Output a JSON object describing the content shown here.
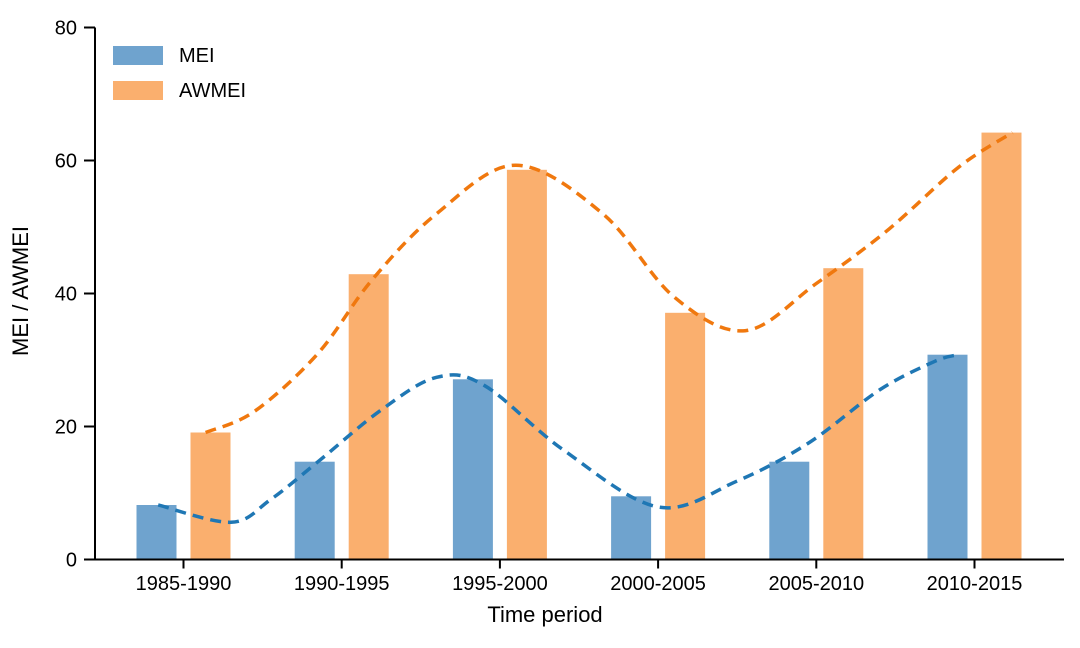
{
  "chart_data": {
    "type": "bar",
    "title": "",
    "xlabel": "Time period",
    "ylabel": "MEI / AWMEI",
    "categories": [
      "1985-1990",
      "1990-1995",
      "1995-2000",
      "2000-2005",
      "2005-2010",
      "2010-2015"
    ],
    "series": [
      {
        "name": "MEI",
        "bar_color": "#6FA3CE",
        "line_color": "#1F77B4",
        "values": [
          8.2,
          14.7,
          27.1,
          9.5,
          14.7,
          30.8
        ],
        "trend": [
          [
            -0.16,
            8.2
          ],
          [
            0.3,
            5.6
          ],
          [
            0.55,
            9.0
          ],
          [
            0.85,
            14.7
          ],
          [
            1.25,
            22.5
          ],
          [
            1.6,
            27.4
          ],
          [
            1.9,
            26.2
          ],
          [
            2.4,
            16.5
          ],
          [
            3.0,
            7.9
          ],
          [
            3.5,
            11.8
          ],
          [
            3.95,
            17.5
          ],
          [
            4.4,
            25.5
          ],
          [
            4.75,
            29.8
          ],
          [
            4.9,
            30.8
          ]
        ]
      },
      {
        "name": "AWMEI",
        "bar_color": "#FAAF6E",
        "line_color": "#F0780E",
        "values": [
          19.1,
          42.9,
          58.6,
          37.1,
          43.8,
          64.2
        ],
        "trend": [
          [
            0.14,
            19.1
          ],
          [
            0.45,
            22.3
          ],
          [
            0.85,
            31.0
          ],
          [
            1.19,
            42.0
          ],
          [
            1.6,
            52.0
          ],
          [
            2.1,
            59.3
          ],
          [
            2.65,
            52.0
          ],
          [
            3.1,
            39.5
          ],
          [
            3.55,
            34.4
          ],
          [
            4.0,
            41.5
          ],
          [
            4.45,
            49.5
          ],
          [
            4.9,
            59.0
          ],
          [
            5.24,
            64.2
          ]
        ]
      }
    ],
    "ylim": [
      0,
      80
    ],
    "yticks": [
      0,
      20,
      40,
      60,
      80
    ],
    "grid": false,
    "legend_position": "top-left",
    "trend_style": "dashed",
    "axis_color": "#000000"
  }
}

**Written task:** Omitting all images, retype each line of the records precisely.

**Exercise response:**
Output a JSON object describing the content shown here.
{
  "chart_data": {
    "type": "bar",
    "title": "",
    "xlabel": "Time period",
    "ylabel": "MEI / AWMEI",
    "categories": [
      "1985-1990",
      "1990-1995",
      "1995-2000",
      "2000-2005",
      "2005-2010",
      "2010-2015"
    ],
    "series": [
      {
        "name": "MEI",
        "bar_color": "#6FA3CE",
        "line_color": "#1F77B4",
        "values": [
          8.2,
          14.7,
          27.1,
          9.5,
          14.7,
          30.8
        ],
        "trend": [
          [
            -0.16,
            8.2
          ],
          [
            0.3,
            5.6
          ],
          [
            0.55,
            9.0
          ],
          [
            0.85,
            14.7
          ],
          [
            1.25,
            22.5
          ],
          [
            1.6,
            27.4
          ],
          [
            1.9,
            26.2
          ],
          [
            2.4,
            16.5
          ],
          [
            3.0,
            7.9
          ],
          [
            3.5,
            11.8
          ],
          [
            3.95,
            17.5
          ],
          [
            4.4,
            25.5
          ],
          [
            4.75,
            29.8
          ],
          [
            4.9,
            30.8
          ]
        ]
      },
      {
        "name": "AWMEI",
        "bar_color": "#FAAF6E",
        "line_color": "#F0780E",
        "values": [
          19.1,
          42.9,
          58.6,
          37.1,
          43.8,
          64.2
        ],
        "trend": [
          [
            0.14,
            19.1
          ],
          [
            0.45,
            22.3
          ],
          [
            0.85,
            31.0
          ],
          [
            1.19,
            42.0
          ],
          [
            1.6,
            52.0
          ],
          [
            2.1,
            59.3
          ],
          [
            2.65,
            52.0
          ],
          [
            3.1,
            39.5
          ],
          [
            3.55,
            34.4
          ],
          [
            4.0,
            41.5
          ],
          [
            4.45,
            49.5
          ],
          [
            4.9,
            59.0
          ],
          [
            5.24,
            64.2
          ]
        ]
      }
    ],
    "ylim": [
      0,
      80
    ],
    "yticks": [
      0,
      20,
      40,
      60,
      80
    ],
    "grid": false,
    "legend_position": "top-left",
    "trend_style": "dashed",
    "axis_color": "#000000"
  }
}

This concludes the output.